§ Raw records
********************

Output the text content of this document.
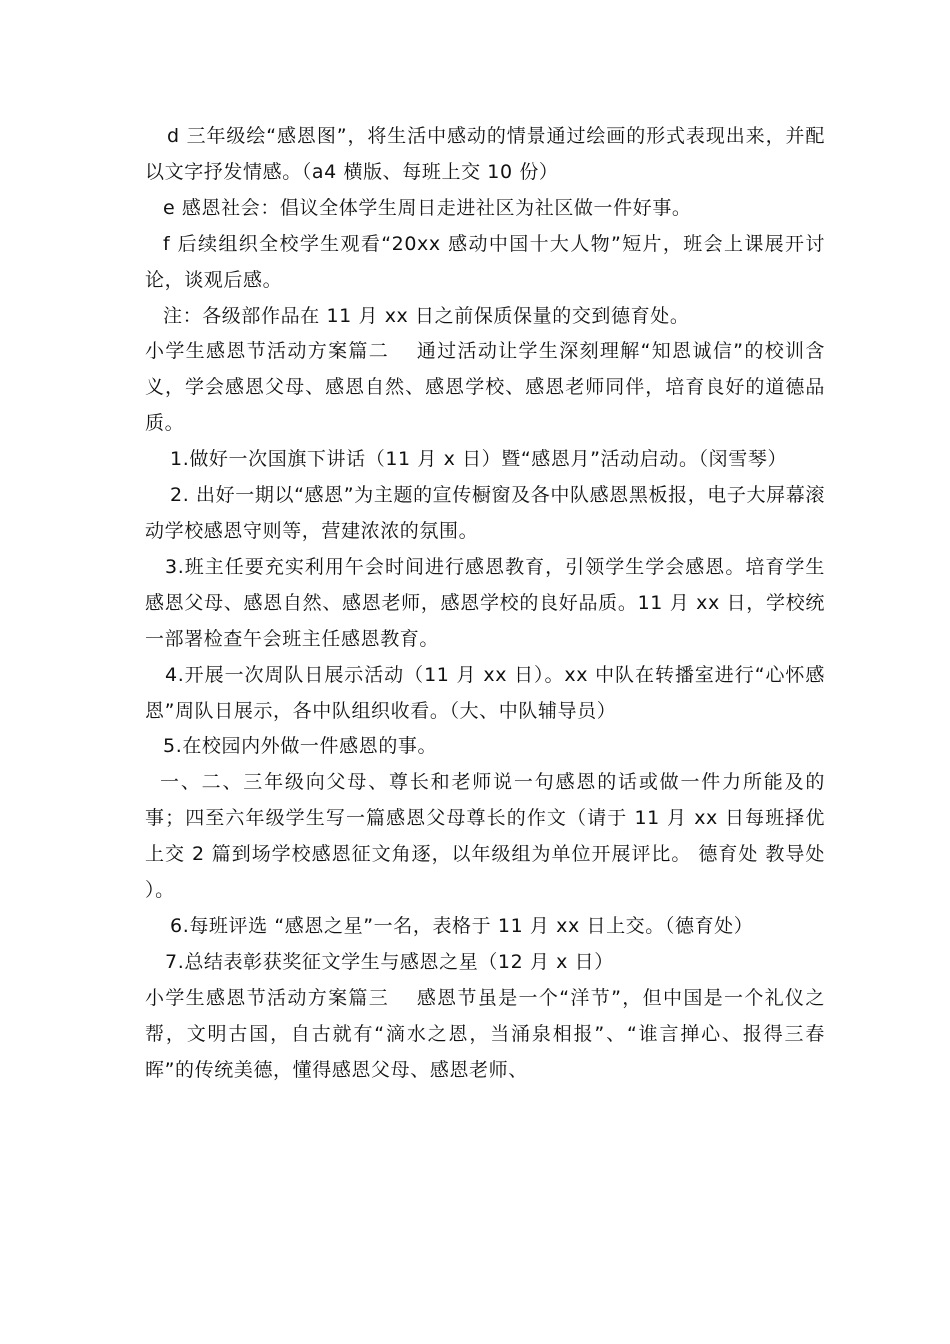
d 三年级绘“感恩图”，将生活中感动的情景通过绘画的形式表现出来，并配以文字抒发情感。（a4 横版、每班上交 10 份）

e 感恩社会：倡议全体学生周日走进社区为社区做一件好事。

f 后续组织全校学生观看“20xx 感动中国十大人物”短片，班会上课展开讨论，谈观后感。

注：各级部作品在 11 月 xx 日之前保质保量的交到德育处。

小学生感恩节活动方案篇二　 通过活动让学生深刻理解“知恩诚信”的校训含义，学会感恩父母、感恩自然、感恩学校、感恩老师同伴，培育良好的道德品质。

1.做好一次国旗下讲话（11 月 x 日）暨“感恩月”活动启动。（闵雪琴）

2. 出好一期以“感恩”为主题的宣传橱窗及各中队感恩黑板报，电子大屏幕滚动学校感恩守则等，营建浓浓的氛围。

3.班主任要充实利用午会时间进行感恩教育，引领学生学会感恩。培育学生感恩父母、感恩自然、感恩老师，感恩学校的良好品质。11 月 xx 日，学校统一部署检查午会班主任感恩教育。

4.开展一次周队日展示活动（11 月 xx 日）。xx 中队在转播室进行“心怀感恩”周队日展示，各中队组织收看。（大、中队辅导员）

5.在校园内外做一件感恩的事。

一、二、三年级向父母、尊长和老师说一句感恩的话或做一件力所能及的事；四至六年级学生写一篇感恩父母尊长的作文（请于 11 月 xx 日每班择优上交 2 篇到场学校感恩征文角逐，以年级组为单位开展评比。 德育处 教导处 ）。

6.每班评选 “感恩之星”一名，表格于 11 月 xx 日上交。（德育处）

7.总结表彰获奖征文学生与感恩之星（12 月 x 日）

小学生感恩节活动方案篇三　 感恩节虽是一个“洋节”，但中国是一个礼仪之帮，文明古国，自古就有“滴水之恩，当涌泉相报”、“谁言掸心、报得三春晖”的传统美德，懂得感恩父母、感恩老师、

********************

§ Short problem
Except for the pictures, give all the material above again verbatim.

§ Written solution
Output the text content of this document.
d 三年级绘“感恩图”，将生活中感动的情景通过绘画的形式表现出来，并配以文字抒发情感。（a4 横版、每班上交 10 份）

e 感恩社会：倡议全体学生周日走进社区为社区做一件好事。

f 后续组织全校学生观看“20xx 感动中国十大人物”短片，班会上课展开讨论，谈观后感。

注：各级部作品在 11 月 xx 日之前保质保量的交到德育处。

小学生感恩节活动方案篇二　 通过活动让学生深刻理解“知恩诚信”的校训含义，学会感恩父母、感恩自然、感恩学校、感恩老师同伴，培育良好的道德品质。

1.做好一次国旗下讲话（11 月 x 日）暨“感恩月”活动启动。（闵雪琴）

2. 出好一期以“感恩”为主题的宣传橱窗及各中队感恩黑板报，电子大屏幕滚动学校感恩守则等，营建浓浓的氛围。

3.班主任要充实利用午会时间进行感恩教育，引领学生学会感恩。培育学生感恩父母、感恩自然、感恩老师，感恩学校的良好品质。11 月 xx 日，学校统一部署检查午会班主任感恩教育。

4.开展一次周队日展示活动（11 月 xx 日）。xx 中队在转播室进行“心怀感恩”周队日展示，各中队组织收看。（大、中队辅导员）

5.在校园内外做一件感恩的事。

一、二、三年级向父母、尊长和老师说一句感恩的话或做一件力所能及的事；四至六年级学生写一篇感恩父母尊长的作文（请于 11 月 xx 日每班择优上交 2 篇到场学校感恩征文角逐，以年级组为单位开展评比。 德育处 教导处 ）。

6.每班评选 “感恩之星”一名，表格于 11 月 xx 日上交。（德育处）

7.总结表彰获奖征文学生与感恩之星（12 月 x 日）

小学生感恩节活动方案篇三　 感恩节虽是一个“洋节”，但中国是一个礼仪之帮，文明古国，自古就有“滴水之恩，当涌泉相报”、“谁言掸心、报得三春晖”的传统美德，懂得感恩父母、感恩老师、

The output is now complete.